Stated task:
Return the count of lines that mention "campaigns", with no other words.

Supplied material:
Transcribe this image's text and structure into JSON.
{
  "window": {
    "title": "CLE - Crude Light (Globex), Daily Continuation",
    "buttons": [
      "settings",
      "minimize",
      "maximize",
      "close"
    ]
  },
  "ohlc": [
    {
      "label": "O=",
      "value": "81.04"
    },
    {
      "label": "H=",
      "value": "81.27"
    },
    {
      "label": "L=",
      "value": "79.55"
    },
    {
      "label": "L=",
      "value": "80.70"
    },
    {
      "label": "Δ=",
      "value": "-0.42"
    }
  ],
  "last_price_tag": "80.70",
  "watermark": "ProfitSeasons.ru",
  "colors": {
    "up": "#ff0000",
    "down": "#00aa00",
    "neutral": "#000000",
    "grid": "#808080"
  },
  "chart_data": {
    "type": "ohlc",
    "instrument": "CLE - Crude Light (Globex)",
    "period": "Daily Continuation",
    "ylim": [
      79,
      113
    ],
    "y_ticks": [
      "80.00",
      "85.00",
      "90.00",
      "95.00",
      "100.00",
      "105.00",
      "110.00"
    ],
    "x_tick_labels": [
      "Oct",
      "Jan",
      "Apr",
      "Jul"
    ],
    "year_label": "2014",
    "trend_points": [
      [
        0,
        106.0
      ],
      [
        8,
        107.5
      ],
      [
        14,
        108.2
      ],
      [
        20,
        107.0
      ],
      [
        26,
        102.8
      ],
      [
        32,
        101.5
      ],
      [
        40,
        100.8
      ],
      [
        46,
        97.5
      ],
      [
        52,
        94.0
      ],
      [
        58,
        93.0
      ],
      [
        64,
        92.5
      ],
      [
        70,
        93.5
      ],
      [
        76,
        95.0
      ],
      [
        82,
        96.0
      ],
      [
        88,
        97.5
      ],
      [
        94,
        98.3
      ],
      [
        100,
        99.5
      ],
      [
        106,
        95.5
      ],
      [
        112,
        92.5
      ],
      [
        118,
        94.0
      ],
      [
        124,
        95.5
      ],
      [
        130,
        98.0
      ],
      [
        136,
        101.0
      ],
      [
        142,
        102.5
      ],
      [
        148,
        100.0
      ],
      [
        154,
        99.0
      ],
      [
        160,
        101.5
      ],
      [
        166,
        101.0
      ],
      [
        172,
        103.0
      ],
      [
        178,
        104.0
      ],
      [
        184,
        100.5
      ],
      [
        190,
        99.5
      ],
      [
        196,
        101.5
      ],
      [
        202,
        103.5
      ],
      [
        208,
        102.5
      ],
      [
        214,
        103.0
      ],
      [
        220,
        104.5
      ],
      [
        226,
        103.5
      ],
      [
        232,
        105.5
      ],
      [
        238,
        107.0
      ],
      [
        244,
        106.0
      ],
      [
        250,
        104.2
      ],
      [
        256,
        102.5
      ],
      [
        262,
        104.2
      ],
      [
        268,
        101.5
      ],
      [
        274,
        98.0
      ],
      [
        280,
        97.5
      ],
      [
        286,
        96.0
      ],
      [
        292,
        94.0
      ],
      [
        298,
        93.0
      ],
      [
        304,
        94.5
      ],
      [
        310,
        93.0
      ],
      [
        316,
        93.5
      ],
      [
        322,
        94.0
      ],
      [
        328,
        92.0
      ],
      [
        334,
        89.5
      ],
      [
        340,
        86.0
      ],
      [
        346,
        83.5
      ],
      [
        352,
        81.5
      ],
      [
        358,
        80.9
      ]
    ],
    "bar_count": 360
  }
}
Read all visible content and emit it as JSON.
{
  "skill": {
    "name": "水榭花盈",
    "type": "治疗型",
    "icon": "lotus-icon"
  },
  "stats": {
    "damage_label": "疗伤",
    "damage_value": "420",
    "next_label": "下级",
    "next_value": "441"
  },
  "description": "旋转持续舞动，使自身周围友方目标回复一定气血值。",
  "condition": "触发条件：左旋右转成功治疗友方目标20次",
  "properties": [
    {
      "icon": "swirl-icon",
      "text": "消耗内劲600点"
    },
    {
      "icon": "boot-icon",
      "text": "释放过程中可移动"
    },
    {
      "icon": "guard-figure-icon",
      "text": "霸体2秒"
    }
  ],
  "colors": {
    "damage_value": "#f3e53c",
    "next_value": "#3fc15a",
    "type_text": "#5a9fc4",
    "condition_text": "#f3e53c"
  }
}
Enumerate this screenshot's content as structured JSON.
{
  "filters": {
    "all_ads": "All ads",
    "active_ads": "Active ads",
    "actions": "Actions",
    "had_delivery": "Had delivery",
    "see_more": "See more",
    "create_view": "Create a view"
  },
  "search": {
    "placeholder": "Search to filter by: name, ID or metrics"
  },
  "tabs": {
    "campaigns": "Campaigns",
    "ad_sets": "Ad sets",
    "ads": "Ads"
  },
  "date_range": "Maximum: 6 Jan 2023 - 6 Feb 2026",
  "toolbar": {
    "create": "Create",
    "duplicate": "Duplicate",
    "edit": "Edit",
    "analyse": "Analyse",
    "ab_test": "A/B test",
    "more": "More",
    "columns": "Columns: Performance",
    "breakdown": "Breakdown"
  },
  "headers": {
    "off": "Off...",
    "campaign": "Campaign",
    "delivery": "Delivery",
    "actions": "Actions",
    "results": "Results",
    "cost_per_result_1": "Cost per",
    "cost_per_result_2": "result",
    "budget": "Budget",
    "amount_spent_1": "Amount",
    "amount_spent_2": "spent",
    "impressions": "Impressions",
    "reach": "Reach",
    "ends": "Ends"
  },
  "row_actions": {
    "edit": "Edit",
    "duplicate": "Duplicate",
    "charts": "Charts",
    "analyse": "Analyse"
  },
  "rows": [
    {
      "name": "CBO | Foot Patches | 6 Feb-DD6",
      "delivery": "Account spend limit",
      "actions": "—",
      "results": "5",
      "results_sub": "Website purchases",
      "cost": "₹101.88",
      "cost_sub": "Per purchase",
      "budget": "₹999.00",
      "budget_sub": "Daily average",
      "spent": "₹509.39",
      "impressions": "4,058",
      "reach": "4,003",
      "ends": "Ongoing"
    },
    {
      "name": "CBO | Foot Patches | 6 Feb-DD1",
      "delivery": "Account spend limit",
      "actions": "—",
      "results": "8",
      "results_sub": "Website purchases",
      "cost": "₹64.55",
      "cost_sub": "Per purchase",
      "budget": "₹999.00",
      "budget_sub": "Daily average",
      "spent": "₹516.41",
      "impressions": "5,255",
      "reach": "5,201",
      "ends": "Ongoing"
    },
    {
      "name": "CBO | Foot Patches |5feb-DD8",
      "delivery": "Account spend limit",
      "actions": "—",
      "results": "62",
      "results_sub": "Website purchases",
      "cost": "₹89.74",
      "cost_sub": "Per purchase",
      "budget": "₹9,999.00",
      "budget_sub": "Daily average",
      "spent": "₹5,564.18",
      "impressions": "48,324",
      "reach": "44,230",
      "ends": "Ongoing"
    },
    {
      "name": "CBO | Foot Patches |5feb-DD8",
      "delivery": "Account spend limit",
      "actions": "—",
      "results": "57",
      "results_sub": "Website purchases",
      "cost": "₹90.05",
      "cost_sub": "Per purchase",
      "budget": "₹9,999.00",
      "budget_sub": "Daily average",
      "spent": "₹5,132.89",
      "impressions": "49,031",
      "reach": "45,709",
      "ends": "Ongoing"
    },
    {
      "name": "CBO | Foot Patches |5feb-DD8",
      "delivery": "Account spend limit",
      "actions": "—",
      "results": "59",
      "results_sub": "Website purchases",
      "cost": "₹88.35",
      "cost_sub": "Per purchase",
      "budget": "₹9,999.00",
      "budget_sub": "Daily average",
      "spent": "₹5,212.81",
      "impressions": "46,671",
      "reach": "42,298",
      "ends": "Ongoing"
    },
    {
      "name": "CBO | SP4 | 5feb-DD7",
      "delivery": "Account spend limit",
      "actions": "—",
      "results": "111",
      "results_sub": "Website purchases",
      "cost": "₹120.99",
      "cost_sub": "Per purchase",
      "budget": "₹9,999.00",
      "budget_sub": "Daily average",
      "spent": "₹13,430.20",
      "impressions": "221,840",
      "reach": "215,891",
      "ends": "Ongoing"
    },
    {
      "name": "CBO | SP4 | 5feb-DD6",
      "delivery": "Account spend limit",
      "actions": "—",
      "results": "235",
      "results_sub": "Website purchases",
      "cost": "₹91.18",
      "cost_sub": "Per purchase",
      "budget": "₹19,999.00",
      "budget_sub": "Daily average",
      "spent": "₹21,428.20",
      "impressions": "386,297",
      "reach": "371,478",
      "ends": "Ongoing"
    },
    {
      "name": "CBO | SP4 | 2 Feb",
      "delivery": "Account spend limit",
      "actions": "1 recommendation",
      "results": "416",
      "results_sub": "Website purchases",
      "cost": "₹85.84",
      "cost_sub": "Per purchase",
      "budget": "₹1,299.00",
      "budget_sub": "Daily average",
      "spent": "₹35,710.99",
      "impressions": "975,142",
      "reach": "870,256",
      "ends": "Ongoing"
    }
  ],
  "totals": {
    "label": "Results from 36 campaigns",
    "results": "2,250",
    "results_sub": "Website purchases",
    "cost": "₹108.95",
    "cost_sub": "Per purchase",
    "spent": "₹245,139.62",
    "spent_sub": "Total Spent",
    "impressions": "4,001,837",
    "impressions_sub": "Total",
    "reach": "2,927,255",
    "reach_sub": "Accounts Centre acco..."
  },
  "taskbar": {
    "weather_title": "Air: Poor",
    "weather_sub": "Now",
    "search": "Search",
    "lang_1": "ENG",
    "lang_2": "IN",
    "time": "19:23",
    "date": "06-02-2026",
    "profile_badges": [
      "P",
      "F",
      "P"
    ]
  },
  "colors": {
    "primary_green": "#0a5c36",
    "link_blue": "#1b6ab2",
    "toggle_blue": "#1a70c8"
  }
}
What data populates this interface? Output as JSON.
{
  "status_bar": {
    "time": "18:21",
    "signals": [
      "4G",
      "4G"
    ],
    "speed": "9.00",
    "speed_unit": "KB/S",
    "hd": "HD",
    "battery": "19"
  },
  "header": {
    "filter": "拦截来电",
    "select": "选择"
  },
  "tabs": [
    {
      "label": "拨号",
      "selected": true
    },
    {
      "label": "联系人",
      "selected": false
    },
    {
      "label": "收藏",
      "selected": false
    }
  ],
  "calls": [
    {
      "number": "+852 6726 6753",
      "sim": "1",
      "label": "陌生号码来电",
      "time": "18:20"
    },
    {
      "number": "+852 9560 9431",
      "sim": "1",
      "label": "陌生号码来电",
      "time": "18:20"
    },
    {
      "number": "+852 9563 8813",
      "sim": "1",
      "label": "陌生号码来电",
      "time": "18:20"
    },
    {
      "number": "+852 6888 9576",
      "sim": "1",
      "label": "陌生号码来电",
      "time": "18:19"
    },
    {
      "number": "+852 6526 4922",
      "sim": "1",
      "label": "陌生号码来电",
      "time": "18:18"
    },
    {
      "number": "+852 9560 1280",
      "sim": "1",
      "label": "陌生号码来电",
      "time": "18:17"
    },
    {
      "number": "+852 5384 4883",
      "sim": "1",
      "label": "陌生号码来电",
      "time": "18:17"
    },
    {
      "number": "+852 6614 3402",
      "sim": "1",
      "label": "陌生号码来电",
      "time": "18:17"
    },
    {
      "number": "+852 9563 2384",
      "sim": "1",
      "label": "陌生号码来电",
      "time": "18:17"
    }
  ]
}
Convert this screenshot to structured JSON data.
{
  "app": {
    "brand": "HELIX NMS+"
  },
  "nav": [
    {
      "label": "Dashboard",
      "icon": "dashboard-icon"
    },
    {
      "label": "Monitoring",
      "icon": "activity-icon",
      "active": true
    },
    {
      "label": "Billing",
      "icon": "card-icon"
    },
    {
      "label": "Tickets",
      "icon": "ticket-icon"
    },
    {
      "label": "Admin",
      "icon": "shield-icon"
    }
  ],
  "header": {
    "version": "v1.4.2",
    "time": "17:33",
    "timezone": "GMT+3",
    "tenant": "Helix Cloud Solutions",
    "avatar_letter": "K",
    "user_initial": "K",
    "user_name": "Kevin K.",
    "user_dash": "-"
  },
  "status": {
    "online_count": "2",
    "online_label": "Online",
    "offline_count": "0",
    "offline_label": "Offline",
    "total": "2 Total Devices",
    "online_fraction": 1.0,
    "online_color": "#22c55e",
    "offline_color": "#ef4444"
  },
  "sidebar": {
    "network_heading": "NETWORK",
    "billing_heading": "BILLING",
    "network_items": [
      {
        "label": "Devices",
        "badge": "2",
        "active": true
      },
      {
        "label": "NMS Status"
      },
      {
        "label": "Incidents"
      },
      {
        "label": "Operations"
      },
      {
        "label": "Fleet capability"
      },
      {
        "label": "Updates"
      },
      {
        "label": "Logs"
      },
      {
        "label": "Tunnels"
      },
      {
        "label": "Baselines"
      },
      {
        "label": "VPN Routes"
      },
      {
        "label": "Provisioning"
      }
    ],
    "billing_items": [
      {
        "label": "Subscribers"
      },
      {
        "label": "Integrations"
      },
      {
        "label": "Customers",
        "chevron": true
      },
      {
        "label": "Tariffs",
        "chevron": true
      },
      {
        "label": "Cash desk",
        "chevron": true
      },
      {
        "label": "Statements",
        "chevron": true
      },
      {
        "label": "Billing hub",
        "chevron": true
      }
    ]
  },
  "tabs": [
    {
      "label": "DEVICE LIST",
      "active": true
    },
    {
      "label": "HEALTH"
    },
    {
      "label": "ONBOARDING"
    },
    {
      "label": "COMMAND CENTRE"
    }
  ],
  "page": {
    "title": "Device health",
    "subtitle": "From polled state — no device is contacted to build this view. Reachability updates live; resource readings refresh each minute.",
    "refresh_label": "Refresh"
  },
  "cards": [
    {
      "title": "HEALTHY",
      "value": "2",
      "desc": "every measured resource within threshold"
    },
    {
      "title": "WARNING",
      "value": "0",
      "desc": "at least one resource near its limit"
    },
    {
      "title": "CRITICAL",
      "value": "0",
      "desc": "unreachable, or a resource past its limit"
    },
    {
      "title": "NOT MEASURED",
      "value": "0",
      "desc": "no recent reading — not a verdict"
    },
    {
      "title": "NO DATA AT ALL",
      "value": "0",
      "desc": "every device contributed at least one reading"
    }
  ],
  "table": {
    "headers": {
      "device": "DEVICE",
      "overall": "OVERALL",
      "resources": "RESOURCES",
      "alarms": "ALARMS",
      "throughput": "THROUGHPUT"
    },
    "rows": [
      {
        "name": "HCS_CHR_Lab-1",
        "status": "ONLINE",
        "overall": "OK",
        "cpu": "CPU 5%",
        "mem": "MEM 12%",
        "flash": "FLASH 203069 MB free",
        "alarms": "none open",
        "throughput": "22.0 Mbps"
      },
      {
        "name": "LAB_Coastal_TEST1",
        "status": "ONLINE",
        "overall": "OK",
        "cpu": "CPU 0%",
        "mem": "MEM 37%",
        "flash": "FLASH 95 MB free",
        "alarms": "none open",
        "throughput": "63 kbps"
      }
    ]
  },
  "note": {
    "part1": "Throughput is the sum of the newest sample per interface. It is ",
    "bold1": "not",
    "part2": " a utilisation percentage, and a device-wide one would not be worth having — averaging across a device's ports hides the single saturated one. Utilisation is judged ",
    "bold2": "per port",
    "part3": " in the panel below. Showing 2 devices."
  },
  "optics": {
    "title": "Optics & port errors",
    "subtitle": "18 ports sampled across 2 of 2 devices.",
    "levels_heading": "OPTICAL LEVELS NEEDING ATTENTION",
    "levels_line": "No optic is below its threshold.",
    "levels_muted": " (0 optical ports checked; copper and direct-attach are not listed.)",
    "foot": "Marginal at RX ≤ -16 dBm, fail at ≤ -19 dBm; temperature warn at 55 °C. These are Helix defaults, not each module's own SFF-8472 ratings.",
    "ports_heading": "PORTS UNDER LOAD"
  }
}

Exercise solution:
2